Exercise goal
Each line holding the word "screenshot" counts once; give the total and nothing more.

** Start of Excerpted data **

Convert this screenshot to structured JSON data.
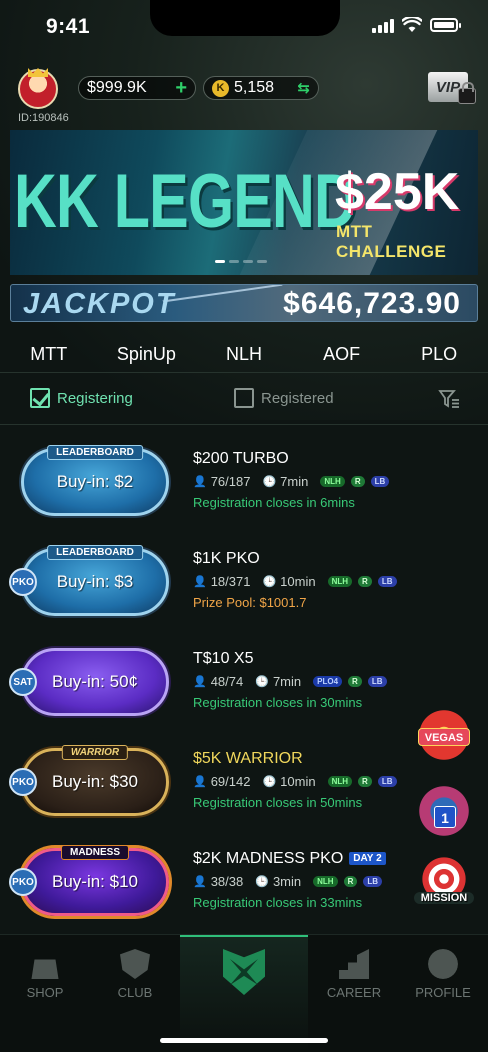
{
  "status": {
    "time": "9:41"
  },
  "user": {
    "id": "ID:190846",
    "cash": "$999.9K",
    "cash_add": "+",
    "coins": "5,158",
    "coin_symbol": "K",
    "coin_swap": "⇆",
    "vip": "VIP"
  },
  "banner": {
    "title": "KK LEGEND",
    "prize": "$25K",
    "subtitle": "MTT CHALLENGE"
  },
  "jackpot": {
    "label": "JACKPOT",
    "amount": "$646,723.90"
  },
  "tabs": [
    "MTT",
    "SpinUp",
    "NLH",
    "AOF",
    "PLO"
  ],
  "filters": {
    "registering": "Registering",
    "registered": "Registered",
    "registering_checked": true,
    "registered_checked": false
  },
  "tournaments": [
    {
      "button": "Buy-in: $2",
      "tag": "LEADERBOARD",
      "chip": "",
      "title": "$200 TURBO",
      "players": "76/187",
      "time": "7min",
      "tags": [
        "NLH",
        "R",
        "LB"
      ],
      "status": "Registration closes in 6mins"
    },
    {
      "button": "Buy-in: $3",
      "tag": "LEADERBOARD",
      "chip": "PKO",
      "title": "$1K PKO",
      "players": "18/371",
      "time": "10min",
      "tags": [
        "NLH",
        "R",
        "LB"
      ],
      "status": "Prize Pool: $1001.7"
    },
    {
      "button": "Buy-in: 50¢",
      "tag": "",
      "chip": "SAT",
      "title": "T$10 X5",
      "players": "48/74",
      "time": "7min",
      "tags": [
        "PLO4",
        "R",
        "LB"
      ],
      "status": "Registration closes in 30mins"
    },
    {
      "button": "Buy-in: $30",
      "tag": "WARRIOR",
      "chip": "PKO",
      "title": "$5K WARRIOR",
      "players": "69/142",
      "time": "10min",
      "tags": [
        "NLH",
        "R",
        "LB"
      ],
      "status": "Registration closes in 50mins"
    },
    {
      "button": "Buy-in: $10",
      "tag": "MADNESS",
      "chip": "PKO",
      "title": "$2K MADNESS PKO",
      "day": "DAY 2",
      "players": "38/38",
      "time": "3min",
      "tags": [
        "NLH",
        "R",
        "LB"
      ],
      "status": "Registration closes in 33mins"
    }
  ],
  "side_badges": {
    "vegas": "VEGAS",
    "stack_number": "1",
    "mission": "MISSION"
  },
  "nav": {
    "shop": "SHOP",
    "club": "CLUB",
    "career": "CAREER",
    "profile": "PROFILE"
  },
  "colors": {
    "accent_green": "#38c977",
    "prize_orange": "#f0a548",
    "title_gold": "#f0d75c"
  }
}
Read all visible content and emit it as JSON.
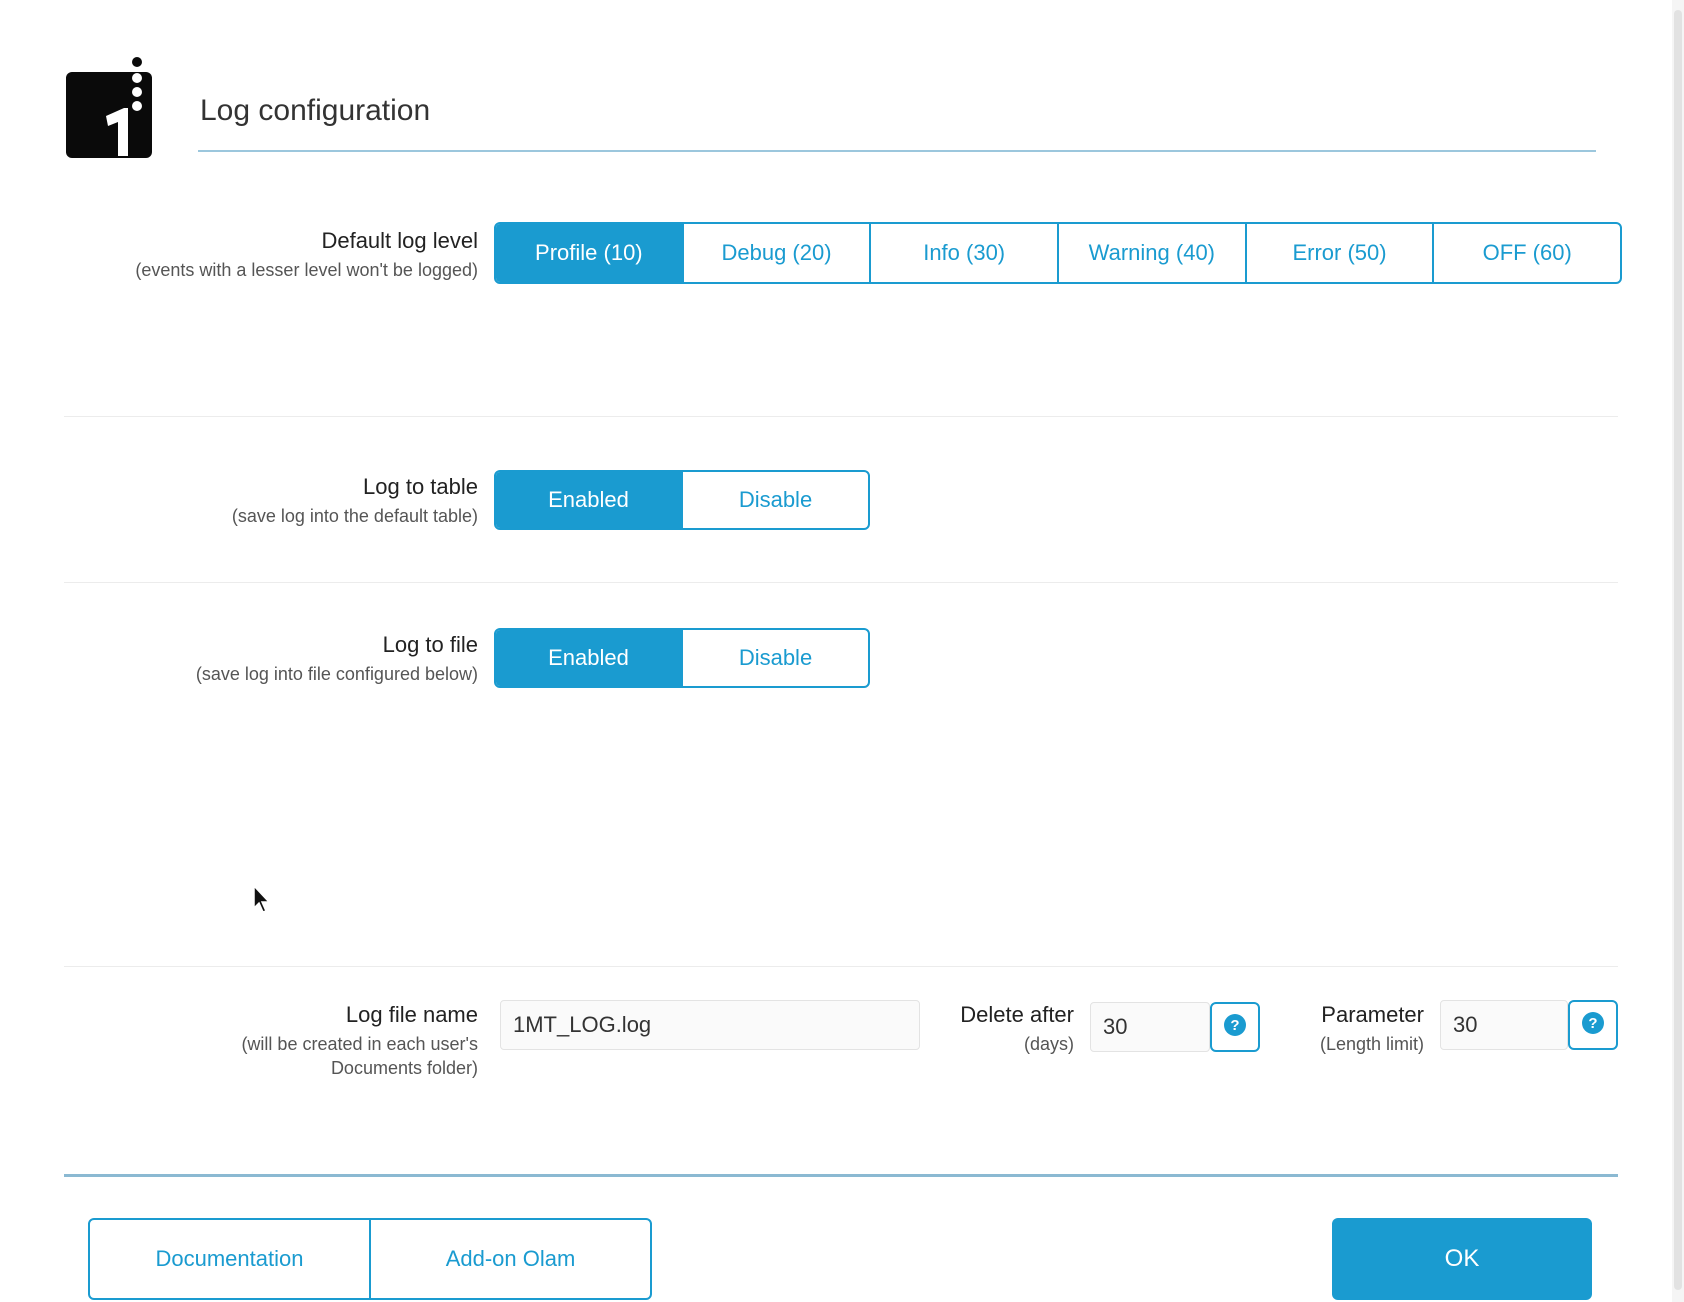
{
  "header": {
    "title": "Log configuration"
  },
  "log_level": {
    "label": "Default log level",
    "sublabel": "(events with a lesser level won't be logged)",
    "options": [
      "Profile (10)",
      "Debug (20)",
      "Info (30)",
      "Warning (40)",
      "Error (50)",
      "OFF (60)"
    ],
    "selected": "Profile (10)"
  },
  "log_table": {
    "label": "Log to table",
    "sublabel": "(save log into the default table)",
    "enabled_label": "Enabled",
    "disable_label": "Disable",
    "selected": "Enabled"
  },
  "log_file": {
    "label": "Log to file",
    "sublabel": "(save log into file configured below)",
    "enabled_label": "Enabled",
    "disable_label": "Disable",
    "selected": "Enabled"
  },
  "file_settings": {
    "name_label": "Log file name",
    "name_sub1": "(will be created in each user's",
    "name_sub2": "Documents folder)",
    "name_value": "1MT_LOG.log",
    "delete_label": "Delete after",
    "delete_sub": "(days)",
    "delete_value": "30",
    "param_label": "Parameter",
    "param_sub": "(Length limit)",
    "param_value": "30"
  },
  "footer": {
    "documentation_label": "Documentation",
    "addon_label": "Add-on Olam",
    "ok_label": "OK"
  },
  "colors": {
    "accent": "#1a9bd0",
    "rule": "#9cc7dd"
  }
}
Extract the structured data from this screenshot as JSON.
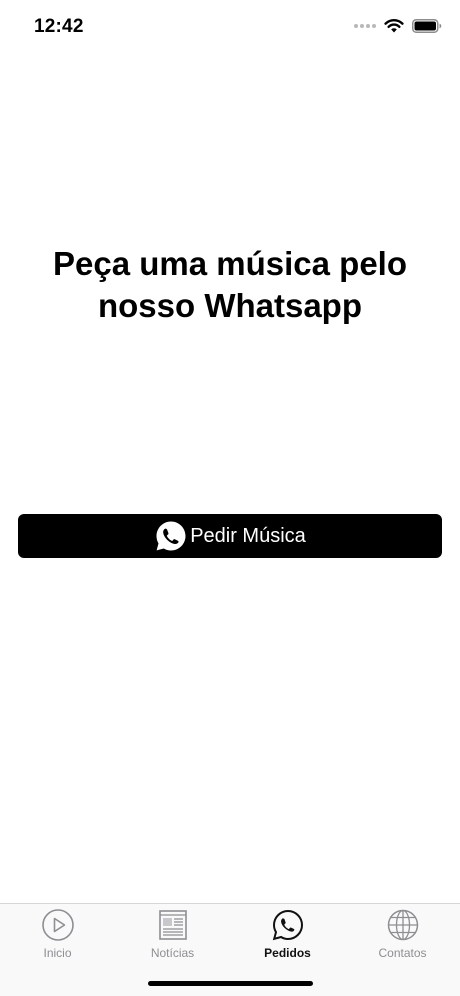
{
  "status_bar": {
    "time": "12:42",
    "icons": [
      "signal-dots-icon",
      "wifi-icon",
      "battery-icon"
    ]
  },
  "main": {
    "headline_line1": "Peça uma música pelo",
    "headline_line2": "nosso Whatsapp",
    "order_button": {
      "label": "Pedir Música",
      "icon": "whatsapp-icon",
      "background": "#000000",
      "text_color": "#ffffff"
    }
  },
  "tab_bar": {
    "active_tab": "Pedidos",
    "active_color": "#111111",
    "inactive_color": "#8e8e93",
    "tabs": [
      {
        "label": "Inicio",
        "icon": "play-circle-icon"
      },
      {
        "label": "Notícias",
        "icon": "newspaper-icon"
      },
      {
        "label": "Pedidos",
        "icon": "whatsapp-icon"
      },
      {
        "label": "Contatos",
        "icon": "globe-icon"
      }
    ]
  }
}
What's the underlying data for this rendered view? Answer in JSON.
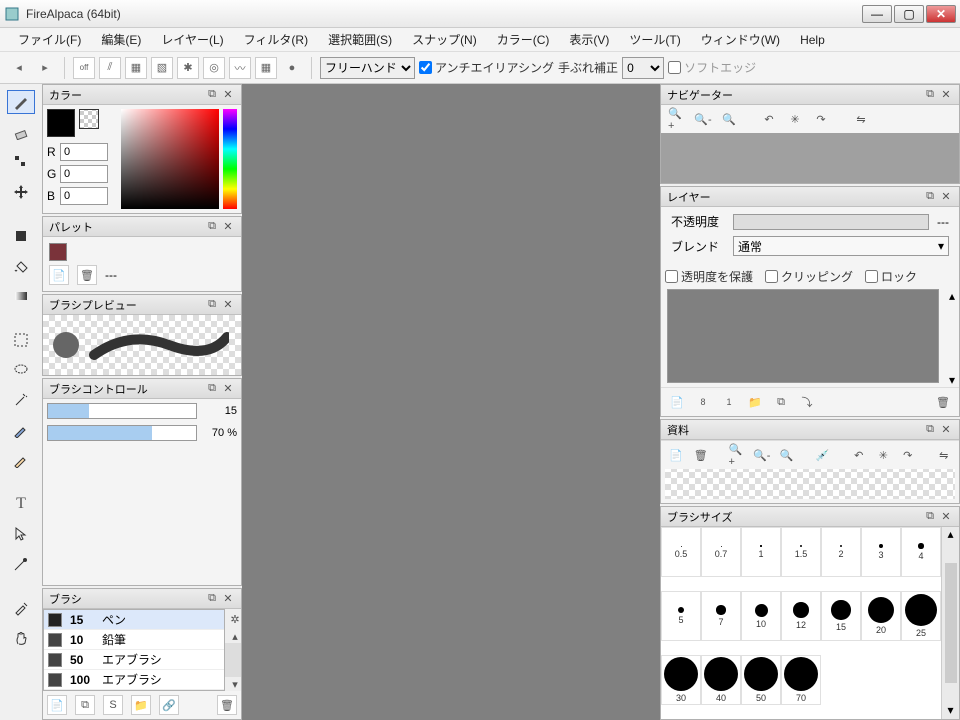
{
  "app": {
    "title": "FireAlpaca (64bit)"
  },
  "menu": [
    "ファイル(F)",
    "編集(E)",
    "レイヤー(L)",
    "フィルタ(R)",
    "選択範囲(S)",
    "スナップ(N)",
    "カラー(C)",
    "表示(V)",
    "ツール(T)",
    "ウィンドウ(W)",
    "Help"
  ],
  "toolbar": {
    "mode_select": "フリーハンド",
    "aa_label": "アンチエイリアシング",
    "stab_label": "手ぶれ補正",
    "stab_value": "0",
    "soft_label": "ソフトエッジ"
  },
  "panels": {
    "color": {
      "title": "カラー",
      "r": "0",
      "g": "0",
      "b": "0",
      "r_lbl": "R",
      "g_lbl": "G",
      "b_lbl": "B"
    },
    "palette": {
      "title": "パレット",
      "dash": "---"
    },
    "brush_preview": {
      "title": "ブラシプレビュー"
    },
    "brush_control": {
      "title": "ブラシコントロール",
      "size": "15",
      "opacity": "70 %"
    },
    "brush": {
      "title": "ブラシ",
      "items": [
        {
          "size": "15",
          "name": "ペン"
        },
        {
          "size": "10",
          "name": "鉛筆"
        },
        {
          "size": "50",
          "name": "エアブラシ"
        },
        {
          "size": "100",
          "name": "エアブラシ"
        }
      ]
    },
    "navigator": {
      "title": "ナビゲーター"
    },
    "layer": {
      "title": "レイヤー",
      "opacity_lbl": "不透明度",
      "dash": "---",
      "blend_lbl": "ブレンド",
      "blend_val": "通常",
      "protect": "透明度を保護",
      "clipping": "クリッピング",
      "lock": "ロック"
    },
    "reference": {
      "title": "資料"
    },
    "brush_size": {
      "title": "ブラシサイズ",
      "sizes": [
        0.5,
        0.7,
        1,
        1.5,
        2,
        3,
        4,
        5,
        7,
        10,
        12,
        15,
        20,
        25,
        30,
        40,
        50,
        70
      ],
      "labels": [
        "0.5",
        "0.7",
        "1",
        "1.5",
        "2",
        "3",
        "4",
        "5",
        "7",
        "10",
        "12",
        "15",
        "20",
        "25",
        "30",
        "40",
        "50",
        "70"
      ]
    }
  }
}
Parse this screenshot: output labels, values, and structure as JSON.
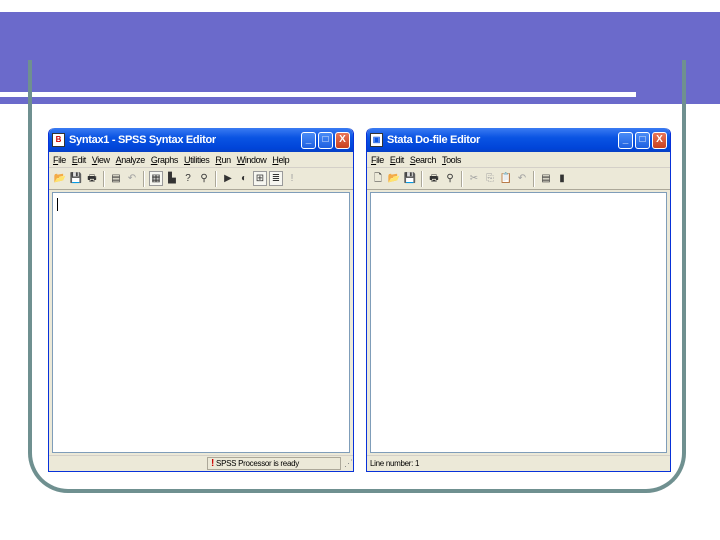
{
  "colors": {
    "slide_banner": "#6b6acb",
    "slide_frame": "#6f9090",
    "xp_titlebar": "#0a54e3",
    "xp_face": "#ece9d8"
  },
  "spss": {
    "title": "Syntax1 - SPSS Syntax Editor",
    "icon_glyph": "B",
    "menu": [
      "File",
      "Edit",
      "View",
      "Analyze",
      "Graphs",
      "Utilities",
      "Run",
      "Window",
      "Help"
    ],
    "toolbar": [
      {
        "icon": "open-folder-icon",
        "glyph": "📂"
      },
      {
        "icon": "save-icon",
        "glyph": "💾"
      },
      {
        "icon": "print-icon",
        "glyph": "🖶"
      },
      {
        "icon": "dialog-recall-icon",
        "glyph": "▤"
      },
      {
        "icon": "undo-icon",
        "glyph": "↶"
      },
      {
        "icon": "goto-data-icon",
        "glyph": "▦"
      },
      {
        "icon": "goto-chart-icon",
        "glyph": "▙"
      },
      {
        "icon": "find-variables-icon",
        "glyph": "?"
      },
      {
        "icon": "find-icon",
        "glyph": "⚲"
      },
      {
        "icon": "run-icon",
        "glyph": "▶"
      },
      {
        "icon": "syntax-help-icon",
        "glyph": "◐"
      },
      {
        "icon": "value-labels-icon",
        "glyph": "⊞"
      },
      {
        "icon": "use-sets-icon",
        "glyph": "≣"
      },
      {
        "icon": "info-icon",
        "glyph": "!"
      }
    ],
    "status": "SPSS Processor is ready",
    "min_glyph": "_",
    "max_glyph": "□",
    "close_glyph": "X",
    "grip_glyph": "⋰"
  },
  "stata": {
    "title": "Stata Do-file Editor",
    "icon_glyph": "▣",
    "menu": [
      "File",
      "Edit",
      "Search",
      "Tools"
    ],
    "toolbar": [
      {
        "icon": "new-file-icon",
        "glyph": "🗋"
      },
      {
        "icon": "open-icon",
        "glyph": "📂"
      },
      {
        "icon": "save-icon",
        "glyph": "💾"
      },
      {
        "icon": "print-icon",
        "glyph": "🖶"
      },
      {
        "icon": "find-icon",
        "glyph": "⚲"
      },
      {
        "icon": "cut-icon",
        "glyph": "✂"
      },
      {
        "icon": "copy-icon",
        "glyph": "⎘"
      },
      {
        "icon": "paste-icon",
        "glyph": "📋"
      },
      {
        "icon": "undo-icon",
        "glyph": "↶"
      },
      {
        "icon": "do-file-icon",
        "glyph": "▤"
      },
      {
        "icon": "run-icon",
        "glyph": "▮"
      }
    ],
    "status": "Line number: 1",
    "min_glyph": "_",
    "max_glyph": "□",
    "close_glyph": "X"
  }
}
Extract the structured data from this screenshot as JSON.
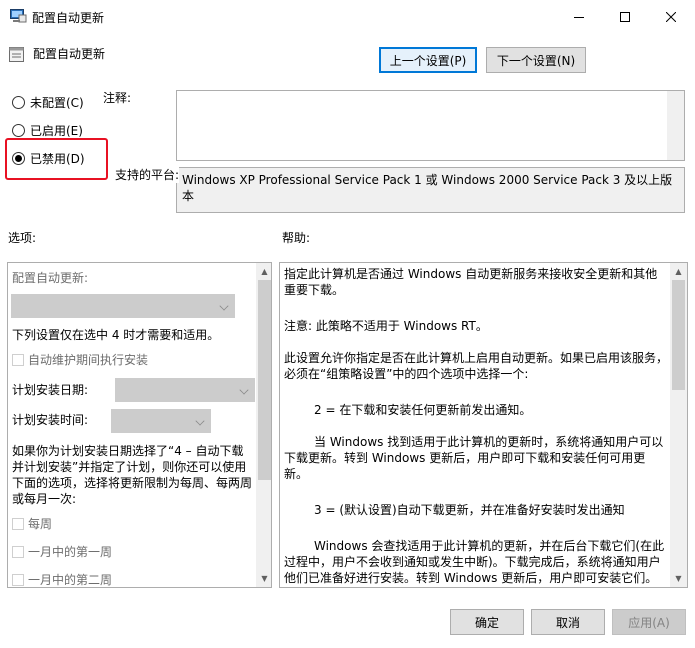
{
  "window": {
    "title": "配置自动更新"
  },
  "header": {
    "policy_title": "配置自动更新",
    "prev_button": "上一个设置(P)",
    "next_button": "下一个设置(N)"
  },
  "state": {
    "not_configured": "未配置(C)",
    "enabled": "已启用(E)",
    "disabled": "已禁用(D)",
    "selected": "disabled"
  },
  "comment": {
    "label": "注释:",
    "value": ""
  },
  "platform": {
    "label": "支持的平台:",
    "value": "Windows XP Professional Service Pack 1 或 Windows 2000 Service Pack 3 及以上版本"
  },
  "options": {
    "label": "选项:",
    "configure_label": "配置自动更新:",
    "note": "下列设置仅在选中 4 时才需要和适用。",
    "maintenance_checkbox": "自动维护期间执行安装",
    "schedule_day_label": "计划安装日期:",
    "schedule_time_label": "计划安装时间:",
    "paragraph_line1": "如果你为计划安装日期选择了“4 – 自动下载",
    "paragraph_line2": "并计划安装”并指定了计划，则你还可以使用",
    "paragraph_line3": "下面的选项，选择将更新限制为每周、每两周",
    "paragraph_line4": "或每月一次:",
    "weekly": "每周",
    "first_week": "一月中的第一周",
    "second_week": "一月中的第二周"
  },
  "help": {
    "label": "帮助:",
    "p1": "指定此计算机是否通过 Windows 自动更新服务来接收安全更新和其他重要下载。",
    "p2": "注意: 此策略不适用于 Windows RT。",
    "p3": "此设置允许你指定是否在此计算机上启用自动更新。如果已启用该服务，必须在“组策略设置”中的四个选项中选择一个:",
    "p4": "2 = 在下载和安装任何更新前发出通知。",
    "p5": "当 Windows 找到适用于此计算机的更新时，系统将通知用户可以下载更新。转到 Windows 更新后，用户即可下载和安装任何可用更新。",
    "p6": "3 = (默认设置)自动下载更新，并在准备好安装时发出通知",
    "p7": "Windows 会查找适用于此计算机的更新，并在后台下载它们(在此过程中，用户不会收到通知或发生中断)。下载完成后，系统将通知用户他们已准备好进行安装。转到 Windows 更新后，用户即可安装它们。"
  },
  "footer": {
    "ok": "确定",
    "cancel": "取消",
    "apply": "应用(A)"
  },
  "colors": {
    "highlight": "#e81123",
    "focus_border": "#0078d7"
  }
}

** End of Excerpted data **

Response below
4